= Text passage =
Constructing highly active zeolite encapsulated PdAg alloy catalysts for typical VOCs deep oxidation: The role of electron-structure interaction

Benzene series volatile organic compounds (VOCs) are extremely toxic and hazardous to human beings and the environment, and their efficient degradation at low temperatures has attracted much attention. Precious metal catalysts are generally recognized as highly active for VOCs removal. Currently, encapsulation of precious metals is an effective strategy to address the lack of long-term stable performance and activity of supported precious metal catalysts. In this work, a PdAg alloy catalyst was successfully constructed inside Slicalite-1 (S-1) zeolite (PdAg@S-1) and applied to toluene degradation. The PdAg@S-1 exhibits excellent toluene degradation activity (T90 = 179 °C) and favorable long-term stability and resistance. The XPS and XAFS results reveal the existence of electronic interactions between Pd and Ag, and the transfer of electrons from Ag to Pd created electron-rich Pd sites. Furthermore, the DFT calculations corroborate that the unique electronic-structural interactions between the PdAg alloys favor the dissociation of the C-H bond and the strong adsorption of gas-phase oxygen, which is the key to the deep oxidation of toluene. The in situ DRIFTS results demonstrate that the reaction followed the Langmuir-Hinshelwood (L-H) mechanism and gas-phase oxygen participates in the redox reaction as an active oxygen species. The construction of high-performance PdAg alloy catalysts by a simple and feasible method inspires the development of catalysts for the efficient degradation of VOCs.

= Explore the material =
1. According to the PdAg catalyst abstract, what T90 value does PdAg@S-1 reach for toluene degradation?
2. For each statement, say whether it agrees with the PdAg catalyst abstract, answering yes or no and quoting the words that decide it.
(a) Electrons move from Pd to Ag.
(b) The reaction followed the Langmuir-Hinshelwood mechanism.
(c) Precious metal catalysts are generally considered to have low activity for VOCs removal.
3. Please list every analysis or calculation method whose results the PdAg catalyst abstract reports.

(Data for recognizing document structure)
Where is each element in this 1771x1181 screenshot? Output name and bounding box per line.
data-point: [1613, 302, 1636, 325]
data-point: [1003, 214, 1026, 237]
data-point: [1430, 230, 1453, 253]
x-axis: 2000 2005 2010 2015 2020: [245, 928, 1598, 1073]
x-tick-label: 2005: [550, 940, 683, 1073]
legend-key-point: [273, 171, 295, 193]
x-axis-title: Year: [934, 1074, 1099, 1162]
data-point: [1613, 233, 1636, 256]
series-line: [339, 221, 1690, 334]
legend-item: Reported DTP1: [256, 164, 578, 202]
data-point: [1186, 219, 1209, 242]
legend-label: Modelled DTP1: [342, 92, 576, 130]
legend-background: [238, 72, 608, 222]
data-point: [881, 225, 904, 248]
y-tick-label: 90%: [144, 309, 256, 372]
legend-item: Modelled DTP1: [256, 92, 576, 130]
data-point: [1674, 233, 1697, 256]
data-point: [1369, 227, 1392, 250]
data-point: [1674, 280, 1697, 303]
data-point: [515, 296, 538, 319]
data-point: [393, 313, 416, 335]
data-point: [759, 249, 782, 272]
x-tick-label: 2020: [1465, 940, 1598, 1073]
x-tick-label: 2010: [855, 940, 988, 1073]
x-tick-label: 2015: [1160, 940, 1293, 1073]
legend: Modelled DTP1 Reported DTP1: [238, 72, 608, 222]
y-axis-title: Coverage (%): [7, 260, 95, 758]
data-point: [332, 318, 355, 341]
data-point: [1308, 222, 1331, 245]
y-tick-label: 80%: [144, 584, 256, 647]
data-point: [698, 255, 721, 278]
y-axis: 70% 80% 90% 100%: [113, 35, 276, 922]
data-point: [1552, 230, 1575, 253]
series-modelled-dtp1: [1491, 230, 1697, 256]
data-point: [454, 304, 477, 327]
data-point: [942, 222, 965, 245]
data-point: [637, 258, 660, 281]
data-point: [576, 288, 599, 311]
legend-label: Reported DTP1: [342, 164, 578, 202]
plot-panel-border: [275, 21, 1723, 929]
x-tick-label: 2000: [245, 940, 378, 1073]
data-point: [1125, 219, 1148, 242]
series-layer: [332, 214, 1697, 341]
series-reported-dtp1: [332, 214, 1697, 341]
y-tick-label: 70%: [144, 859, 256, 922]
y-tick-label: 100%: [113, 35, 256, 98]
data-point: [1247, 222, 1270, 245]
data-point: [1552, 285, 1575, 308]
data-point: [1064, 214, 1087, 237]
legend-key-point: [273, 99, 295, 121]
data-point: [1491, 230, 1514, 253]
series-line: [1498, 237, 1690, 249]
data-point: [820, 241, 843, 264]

= Answers to the problems =
1. 179 °C

2.
(a) No: "the transfer of electrons from Ag to Pd created electron-rich Pd sites"
(b) Yes: "the reaction followed the Langmuir-Hinshelwood (L-H) mechanism"
(c) No: "Precious metal catalysts are generally recognized as highly active for VOCs removal."

3. XPS, XAFS, DFT calculations, in situ DRIFTS